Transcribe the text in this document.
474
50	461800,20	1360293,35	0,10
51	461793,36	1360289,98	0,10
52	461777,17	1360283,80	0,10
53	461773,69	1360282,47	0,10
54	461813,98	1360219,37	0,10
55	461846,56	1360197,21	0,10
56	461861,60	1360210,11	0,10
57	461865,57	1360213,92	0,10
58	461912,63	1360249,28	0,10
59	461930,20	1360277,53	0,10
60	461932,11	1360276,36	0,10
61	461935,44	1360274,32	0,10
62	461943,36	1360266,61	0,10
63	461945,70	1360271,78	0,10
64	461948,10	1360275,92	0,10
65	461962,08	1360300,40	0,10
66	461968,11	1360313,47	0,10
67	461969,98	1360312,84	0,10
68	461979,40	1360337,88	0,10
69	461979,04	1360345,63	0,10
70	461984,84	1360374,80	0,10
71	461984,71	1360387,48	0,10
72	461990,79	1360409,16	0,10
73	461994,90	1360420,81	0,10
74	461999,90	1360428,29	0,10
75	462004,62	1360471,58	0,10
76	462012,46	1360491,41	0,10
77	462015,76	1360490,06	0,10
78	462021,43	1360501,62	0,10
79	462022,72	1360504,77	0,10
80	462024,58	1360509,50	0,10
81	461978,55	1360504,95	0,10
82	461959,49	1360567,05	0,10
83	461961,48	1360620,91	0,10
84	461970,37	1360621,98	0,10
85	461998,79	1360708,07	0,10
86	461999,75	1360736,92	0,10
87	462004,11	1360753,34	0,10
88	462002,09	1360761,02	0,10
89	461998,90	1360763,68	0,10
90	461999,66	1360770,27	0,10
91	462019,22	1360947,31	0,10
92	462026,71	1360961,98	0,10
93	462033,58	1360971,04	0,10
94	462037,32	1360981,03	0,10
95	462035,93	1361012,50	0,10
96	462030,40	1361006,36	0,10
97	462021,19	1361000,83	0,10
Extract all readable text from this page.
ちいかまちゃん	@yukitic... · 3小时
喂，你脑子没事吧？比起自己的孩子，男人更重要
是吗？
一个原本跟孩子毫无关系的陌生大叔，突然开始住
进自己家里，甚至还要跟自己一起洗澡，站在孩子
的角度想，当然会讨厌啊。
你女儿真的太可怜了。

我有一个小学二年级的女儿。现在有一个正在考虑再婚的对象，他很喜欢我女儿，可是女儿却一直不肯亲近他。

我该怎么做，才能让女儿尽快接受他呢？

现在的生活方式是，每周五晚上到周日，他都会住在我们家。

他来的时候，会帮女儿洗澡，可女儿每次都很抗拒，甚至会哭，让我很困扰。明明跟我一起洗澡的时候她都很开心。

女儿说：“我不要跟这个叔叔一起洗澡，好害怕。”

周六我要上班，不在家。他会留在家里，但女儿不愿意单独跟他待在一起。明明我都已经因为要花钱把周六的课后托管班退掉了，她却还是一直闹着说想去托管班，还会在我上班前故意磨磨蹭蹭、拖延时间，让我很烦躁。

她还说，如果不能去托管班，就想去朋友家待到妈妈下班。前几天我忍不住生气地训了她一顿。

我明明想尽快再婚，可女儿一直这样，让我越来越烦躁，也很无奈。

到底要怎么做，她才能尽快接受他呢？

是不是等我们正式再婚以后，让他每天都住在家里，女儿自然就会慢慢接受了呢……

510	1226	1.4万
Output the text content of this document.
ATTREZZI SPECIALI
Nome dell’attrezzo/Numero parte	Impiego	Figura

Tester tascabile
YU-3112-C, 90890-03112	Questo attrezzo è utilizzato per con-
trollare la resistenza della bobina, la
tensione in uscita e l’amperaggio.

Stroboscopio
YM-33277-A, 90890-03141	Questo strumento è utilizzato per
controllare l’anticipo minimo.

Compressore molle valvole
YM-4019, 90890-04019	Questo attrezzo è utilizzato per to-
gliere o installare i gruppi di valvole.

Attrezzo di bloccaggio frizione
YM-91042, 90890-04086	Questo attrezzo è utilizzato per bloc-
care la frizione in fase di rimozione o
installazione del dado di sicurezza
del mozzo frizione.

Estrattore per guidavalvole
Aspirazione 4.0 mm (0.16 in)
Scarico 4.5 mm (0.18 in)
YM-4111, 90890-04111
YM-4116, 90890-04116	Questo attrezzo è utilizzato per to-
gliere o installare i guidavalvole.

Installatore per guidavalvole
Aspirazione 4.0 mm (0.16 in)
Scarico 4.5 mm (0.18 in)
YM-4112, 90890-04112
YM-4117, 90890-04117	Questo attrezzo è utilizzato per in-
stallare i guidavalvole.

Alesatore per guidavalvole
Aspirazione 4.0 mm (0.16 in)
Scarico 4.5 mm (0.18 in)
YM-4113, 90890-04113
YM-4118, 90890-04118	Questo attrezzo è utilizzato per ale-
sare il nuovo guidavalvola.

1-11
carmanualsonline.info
☆ ☆ ☆ ☆ ☆
[GOAL OF THE EXERCISE]: Reproduce the complete set of lines precisely as supplied.

[EXERCISE OUTPUT]:
Transcribe the text in this document.
474
50	461800,20	1360293,35	0,10
51	461793,36	1360289,98	0,10
52	461777,17	1360283,80	0,10
53	461773,69	1360282,47	0,10
54	461813,98	1360219,37	0,10
55	461846,56	1360197,21	0,10
56	461861,60	1360210,11	0,10
57	461865,57	1360213,92	0,10
58	461912,63	1360249,28	0,10
59	461930,20	1360277,53	0,10
60	461932,11	1360276,36	0,10
61	461935,44	1360274,32	0,10
62	461943,36	1360266,61	0,10
63	461945,70	1360271,78	0,10
64	461948,10	1360275,92	0,10
65	461962,08	1360300,40	0,10
66	461968,11	1360313,47	0,10
67	461969,98	1360312,84	0,10
68	461979,40	1360337,88	0,10
69	461979,04	1360345,63	0,10
70	461984,84	1360374,80	0,10
71	461984,71	1360387,48	0,10
72	461990,79	1360409,16	0,10
73	461994,90	1360420,81	0,10
74	461999,90	1360428,29	0,10
75	462004,62	1360471,58	0,10
76	462012,46	1360491,41	0,10
77	462015,76	1360490,06	0,10
78	462021,43	1360501,62	0,10
79	462022,72	1360504,77	0,10
80	462024,58	1360509,50	0,10
81	461978,55	1360504,95	0,10
82	461959,49	1360567,05	0,10
83	461961,48	1360620,91	0,10
84	461970,37	1360621,98	0,10
85	461998,79	1360708,07	0,10
86	461999,75	1360736,92	0,10
87	462004,11	1360753,34	0,10
88	462002,09	1360761,02	0,10
89	461998,90	1360763,68	0,10
90	461999,66	1360770,27	0,10
91	462019,22	1360947,31	0,10
92	462026,71	1360961,98	0,10
93	462033,58	1360971,04	0,10
94	462037,32	1360981,03	0,10
95	462035,93	1361012,50	0,10
96	462030,40	1361006,36	0,10
97	462021,19	1361000,83	0,10
Extract all readable text from this page.
ちいかまちゃん	@yukitic... · 3小时
喂，你脑子没事吧？比起自己的孩子，男人更重要
是吗？
一个原本跟孩子毫无关系的陌生大叔，突然开始住
进自己家里，甚至还要跟自己一起洗澡，站在孩子
的角度想，当然会讨厌啊。
你女儿真的太可怜了。

我有一个小学二年级的女儿。现在有一个正在考虑再婚的对象，他很喜欢我女儿，可是女儿却一直不肯亲近他。

我该怎么做，才能让女儿尽快接受他呢？

现在的生活方式是，每周五晚上到周日，他都会住在我们家。

他来的时候，会帮女儿洗澡，可女儿每次都很抗拒，甚至会哭，让我很困扰。明明跟我一起洗澡的时候她都很开心。

女儿说：“我不要跟这个叔叔一起洗澡，好害怕。”

周六我要上班，不在家。他会留在家里，但女儿不愿意单独跟他待在一起。明明我都已经因为要花钱把周六的课后托管班退掉了，她却还是一直闹着说想去托管班，还会在我上班前故意磨磨蹭蹭、拖延时间，让我很烦躁。

她还说，如果不能去托管班，就想去朋友家待到妈妈下班。前几天我忍不住生气地训了她一顿。

我明明想尽快再婚，可女儿一直这样，让我越来越烦躁，也很无奈。

到底要怎么做，她才能尽快接受他呢？

是不是等我们正式再婚以后，让他每天都住在家里，女儿自然就会慢慢接受了呢……

510	1226	1.4万
Output the text content of this document.
ATTREZZI SPECIALI
Nome dell’attrezzo/Numero parte	Impiego	Figura

Tester tascabile
YU-3112-C, 90890-03112	Questo attrezzo è utilizzato per con-
trollare la resistenza della bobina, la
tensione in uscita e l’amperaggio.

Stroboscopio
YM-33277-A, 90890-03141	Questo strumento è utilizzato per
controllare l’anticipo minimo.

Compressore molle valvole
YM-4019, 90890-04019	Questo attrezzo è utilizzato per to-
gliere o installare i gruppi di valvole.

Attrezzo di bloccaggio frizione
YM-91042, 90890-04086	Questo attrezzo è utilizzato per bloc-
care la frizione in fase di rimozione o
installazione del dado di sicurezza
del mozzo frizione.

Estrattore per guidavalvole
Aspirazione 4.0 mm (0.16 in)
Scarico 4.5 mm (0.18 in)
YM-4111, 90890-04111
YM-4116, 90890-04116	Questo attrezzo è utilizzato per to-
gliere o installare i guidavalvole.

Installatore per guidavalvole
Aspirazione 4.0 mm (0.16 in)
Scarico 4.5 mm (0.18 in)
YM-4112, 90890-04112
YM-4117, 90890-04117	Questo attrezzo è utilizzato per in-
stallare i guidavalvole.

Alesatore per guidavalvole
Aspirazione 4.0 mm (0.16 in)
Scarico 4.5 mm (0.18 in)
YM-4113, 90890-04113
YM-4118, 90890-04118	Questo attrezzo è utilizzato per ale-
sare il nuovo guidavalvola.

1-11
carmanualsonline.info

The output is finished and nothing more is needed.